Extracted data entries
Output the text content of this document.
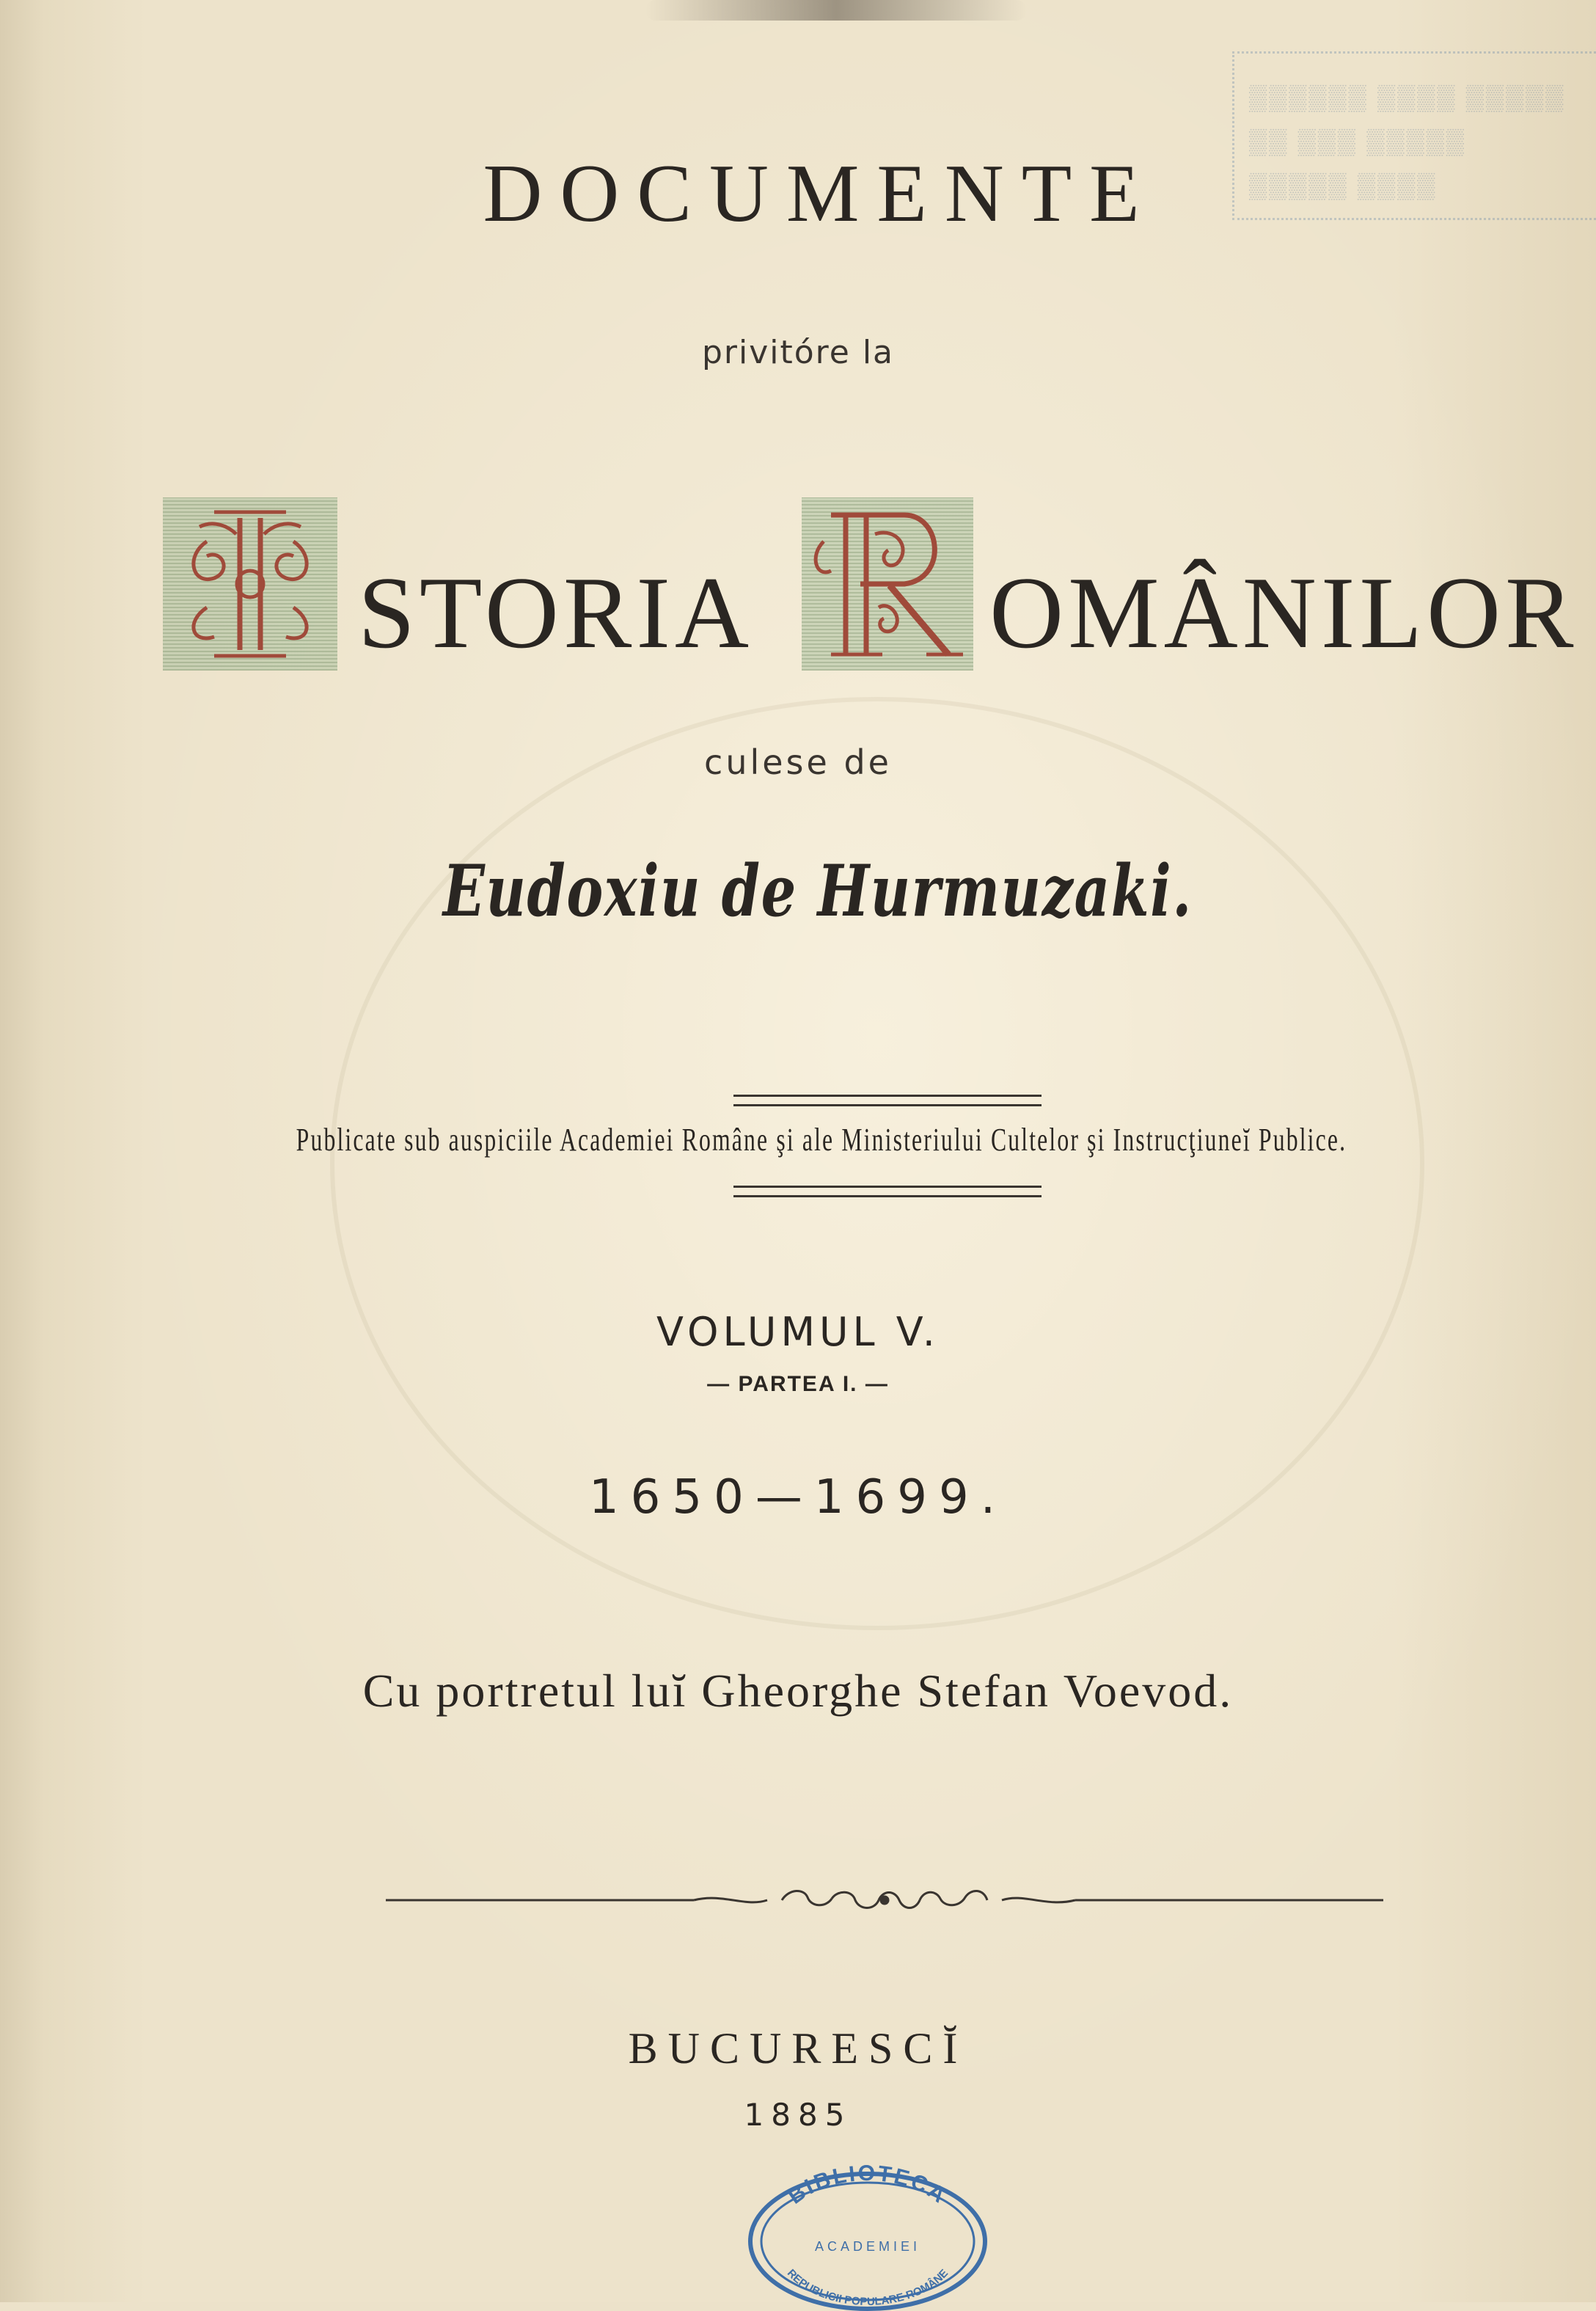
▒▒▒▒▒▒ ▒▒▒▒ ▒▒▒▒▒
▒▒ ▒▒▒ ▒▒▒▒▒
▒▒▒▒▒ ▒▒▒▒
DOCUMENTE
privitóre la
STORIA OMÂNILOR
culese de
Eudoxiu de Hurmuzaki.
Publicate sub auspiciile Academiei Române şi ale Ministeriului Cultelor şi Instrucţiuneĭ Publice.
VOLUMUL V.
— PARTEA I. —
1650—1699.
Cu portretul luĭ Gheorghe Stefan Voevod.
BUCURESCĬ
1885
BIBLIOTECA
ACADEMIEI
REPUBLICII POPULARE ROMÂNE
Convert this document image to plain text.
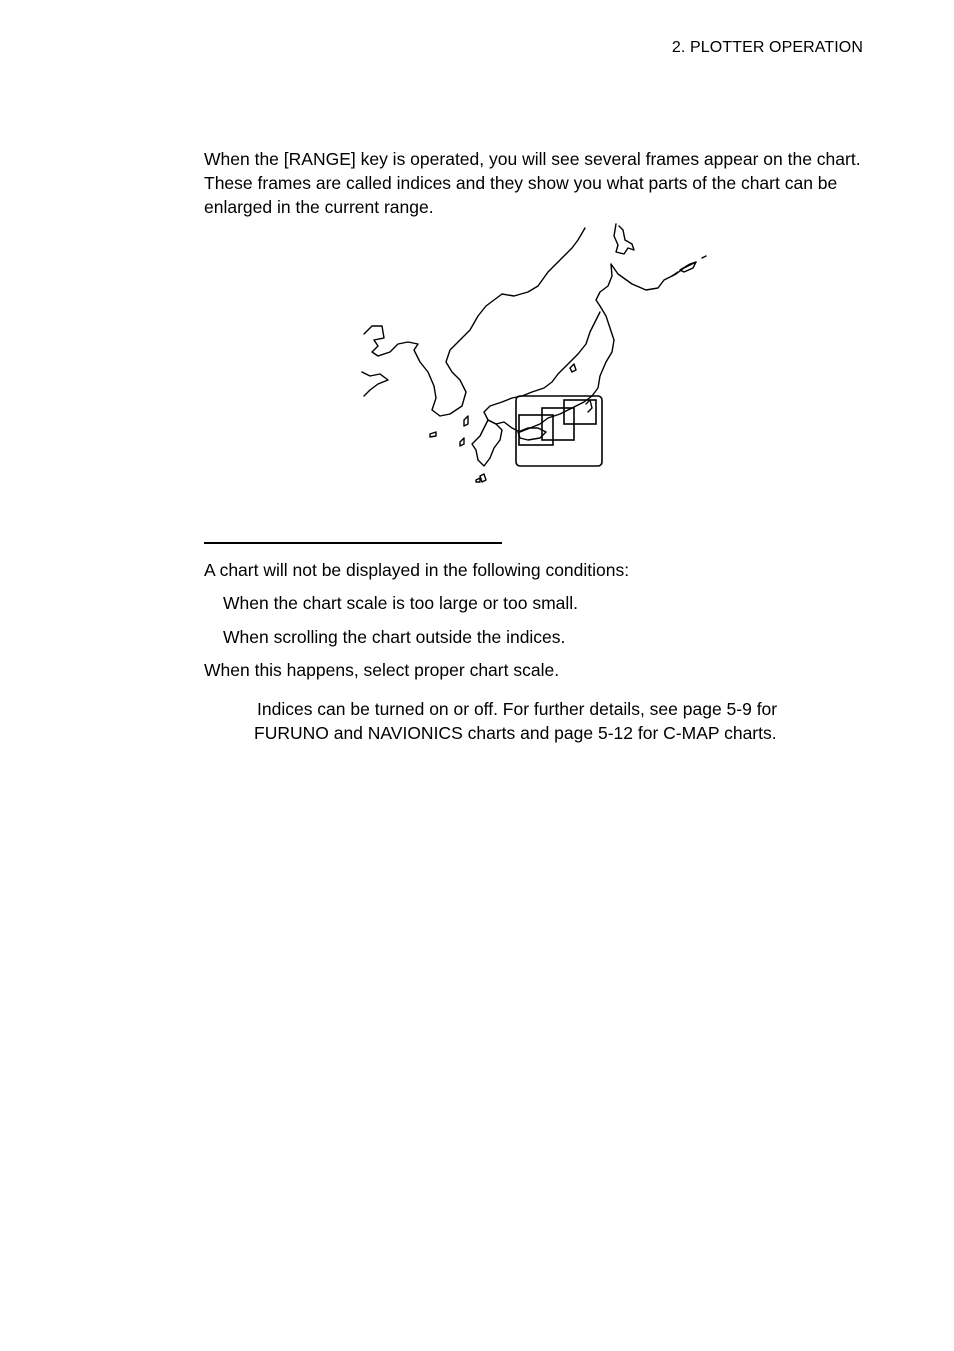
2. PLOTTER OPERATION
When the [RANGE] key is operated, you will see several frames appear on the chart. These frames are called indices and they show you what parts of the chart can be enlarged in the current range.
A chart will not be displayed in the following conditions:
When the chart scale is too large or too small.
When scrolling the chart outside the indices.
When this happens, select proper chart scale.
Indices can be turned on or off. For further details, see page 5-9 for
FURUNO and NAVIONICS charts and page 5-12 for C-MAP charts.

Task instructions:
Write out the material above again, word for word, minus its pictures.

Exercise response:
Output the text content of this document.
▒▒▒▒▒▒ ▒▒▒▒ ▒▒▒▒▒
▒▒ ▒▒▒ ▒▒▒▒▒
▒▒▒▒▒ ▒▒▒▒
DOCUMENTE
privitóre la
STORIA OMÂNILOR
culese de
Eudoxiu de Hurmuzaki.
Publicate sub auspiciile Academiei Române şi ale Ministeriului Cultelor şi Instrucţiuneĭ Publice.
VOLUMUL V.
— PARTEA I. —
1650—1699.
Cu portretul luĭ Gheorghe Stefan Voevod.
BUCURESCĬ
1885
BIBLIOTECA
ACADEMIEI
REPUBLICII POPULARE ROMÂNE
Convert this document image to plain text.
2. PLOTTER OPERATION
When the [RANGE] key is operated, you will see several frames appear on the chart. These frames are called indices and they show you what parts of the chart can be enlarged in the current range.
A chart will not be displayed in the following conditions:
When the chart scale is too large or too small.
When scrolling the chart outside the indices.
When this happens, select proper chart scale.
Indices can be turned on or off. For further details, see page 5-9 for
FURUNO and NAVIONICS charts and page 5-12 for C-MAP charts.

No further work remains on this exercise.